[DATA RECORDS]:
## BEGIN

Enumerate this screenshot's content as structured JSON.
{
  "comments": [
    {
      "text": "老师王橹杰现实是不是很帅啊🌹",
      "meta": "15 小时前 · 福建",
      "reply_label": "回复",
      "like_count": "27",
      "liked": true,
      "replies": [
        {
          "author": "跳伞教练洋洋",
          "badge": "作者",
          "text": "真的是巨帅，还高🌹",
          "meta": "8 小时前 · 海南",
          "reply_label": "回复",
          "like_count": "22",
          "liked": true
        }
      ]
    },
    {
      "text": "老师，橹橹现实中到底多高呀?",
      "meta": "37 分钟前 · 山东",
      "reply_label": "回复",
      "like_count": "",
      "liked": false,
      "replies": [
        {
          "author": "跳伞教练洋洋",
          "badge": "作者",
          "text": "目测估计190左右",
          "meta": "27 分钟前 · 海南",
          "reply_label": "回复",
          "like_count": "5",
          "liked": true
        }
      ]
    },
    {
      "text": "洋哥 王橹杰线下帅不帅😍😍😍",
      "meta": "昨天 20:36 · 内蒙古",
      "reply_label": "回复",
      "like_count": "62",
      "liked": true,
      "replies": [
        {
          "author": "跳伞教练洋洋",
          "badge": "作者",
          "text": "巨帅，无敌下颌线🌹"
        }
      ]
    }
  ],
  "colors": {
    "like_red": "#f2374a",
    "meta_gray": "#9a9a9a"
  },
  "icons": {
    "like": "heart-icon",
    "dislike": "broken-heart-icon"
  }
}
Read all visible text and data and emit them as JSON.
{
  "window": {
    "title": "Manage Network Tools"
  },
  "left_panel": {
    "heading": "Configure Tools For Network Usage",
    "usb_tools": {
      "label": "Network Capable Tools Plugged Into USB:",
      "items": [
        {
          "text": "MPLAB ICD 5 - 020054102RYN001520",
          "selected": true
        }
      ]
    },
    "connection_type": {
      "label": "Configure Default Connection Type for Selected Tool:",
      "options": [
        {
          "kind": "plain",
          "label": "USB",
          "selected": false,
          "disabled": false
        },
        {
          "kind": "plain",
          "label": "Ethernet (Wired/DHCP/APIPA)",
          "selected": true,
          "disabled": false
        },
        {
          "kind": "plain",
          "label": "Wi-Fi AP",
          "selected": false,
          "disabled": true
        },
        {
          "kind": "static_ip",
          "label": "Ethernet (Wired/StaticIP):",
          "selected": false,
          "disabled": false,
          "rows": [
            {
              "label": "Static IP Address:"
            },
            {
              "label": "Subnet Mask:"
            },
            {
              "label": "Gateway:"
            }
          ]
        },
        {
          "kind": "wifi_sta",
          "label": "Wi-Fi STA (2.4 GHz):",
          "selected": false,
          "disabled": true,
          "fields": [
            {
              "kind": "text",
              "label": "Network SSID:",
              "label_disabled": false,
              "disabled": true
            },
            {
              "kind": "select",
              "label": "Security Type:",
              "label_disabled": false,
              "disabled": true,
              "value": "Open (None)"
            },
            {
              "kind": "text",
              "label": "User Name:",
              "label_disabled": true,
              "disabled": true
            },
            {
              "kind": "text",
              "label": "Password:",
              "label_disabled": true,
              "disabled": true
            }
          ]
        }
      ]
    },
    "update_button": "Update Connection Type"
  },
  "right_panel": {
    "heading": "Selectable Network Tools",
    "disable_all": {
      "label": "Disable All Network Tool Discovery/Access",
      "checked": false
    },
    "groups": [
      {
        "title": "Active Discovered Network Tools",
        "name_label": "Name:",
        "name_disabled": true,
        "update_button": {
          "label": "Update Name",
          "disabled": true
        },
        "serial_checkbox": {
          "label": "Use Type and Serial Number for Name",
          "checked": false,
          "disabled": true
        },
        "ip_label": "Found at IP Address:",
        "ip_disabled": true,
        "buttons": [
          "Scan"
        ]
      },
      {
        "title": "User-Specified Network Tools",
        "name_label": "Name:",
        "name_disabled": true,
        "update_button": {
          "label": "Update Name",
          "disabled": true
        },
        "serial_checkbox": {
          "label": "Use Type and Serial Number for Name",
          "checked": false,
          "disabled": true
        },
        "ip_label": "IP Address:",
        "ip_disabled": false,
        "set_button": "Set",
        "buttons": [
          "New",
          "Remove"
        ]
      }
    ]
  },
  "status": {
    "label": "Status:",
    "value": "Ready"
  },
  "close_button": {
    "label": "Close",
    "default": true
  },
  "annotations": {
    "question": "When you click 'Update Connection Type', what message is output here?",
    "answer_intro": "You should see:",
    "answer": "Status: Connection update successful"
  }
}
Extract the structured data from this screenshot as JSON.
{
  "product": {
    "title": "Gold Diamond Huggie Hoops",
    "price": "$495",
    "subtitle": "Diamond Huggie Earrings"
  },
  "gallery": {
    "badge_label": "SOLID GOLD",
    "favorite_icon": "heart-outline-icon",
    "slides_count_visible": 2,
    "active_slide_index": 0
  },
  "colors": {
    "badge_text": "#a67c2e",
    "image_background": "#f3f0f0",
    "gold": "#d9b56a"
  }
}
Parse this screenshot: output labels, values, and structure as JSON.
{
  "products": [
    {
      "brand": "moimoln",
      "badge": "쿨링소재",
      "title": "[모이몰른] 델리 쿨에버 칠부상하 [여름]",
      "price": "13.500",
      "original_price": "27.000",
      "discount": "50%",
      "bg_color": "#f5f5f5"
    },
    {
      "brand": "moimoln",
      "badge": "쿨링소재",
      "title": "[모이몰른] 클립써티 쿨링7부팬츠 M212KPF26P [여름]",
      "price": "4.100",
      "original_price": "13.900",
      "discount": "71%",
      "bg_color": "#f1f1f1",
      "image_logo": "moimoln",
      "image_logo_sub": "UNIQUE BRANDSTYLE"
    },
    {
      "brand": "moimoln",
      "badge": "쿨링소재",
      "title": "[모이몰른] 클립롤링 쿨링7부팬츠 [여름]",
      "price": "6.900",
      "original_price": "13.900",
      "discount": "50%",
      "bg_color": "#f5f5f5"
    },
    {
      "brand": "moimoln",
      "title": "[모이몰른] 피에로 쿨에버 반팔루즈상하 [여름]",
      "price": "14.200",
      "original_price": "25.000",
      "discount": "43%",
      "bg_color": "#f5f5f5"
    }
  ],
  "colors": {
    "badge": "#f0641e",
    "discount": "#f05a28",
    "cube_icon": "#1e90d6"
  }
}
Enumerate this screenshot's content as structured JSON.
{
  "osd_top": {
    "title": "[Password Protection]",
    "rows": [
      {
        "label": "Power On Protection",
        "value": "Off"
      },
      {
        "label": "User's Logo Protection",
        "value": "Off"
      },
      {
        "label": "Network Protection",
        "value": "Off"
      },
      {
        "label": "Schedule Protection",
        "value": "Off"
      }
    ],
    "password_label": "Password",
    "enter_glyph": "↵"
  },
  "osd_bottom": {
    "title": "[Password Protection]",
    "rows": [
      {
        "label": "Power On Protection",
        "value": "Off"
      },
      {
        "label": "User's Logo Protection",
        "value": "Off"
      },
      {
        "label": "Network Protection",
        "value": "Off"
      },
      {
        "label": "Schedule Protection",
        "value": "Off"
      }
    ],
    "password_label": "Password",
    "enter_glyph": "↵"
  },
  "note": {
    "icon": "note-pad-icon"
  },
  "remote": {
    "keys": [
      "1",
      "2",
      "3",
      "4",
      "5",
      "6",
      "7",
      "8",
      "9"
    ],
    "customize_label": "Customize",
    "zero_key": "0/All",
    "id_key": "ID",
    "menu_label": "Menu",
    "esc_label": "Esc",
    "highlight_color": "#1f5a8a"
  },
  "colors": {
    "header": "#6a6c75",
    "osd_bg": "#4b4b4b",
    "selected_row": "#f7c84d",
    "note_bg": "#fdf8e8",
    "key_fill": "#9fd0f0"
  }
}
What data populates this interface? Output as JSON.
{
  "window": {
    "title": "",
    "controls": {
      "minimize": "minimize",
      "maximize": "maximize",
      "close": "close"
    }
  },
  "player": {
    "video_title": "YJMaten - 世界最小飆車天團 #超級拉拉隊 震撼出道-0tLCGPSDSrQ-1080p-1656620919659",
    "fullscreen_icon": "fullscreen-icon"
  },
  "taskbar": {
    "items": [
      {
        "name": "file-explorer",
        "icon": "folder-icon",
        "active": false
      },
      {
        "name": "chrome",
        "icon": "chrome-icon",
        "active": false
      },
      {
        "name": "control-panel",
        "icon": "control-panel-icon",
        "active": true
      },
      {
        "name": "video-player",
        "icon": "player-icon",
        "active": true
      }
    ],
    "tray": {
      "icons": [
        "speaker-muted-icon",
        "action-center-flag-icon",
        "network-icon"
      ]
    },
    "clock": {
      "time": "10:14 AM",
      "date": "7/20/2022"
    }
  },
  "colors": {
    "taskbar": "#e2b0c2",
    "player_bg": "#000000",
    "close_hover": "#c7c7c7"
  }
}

## END

[WHAT TO WORK ON]: Pick out each line above that includes "this" and show it.

[EXERCISE OUTPUT]:
Enumerate this screenshot's content as structured JSON.
Extract the structured data from this screenshot as JSON.
Parse this screenshot: output labels, values, and structure as JSON.
Enumerate this screenshot's content as structured JSON.
What data populates this interface? Output as JSON.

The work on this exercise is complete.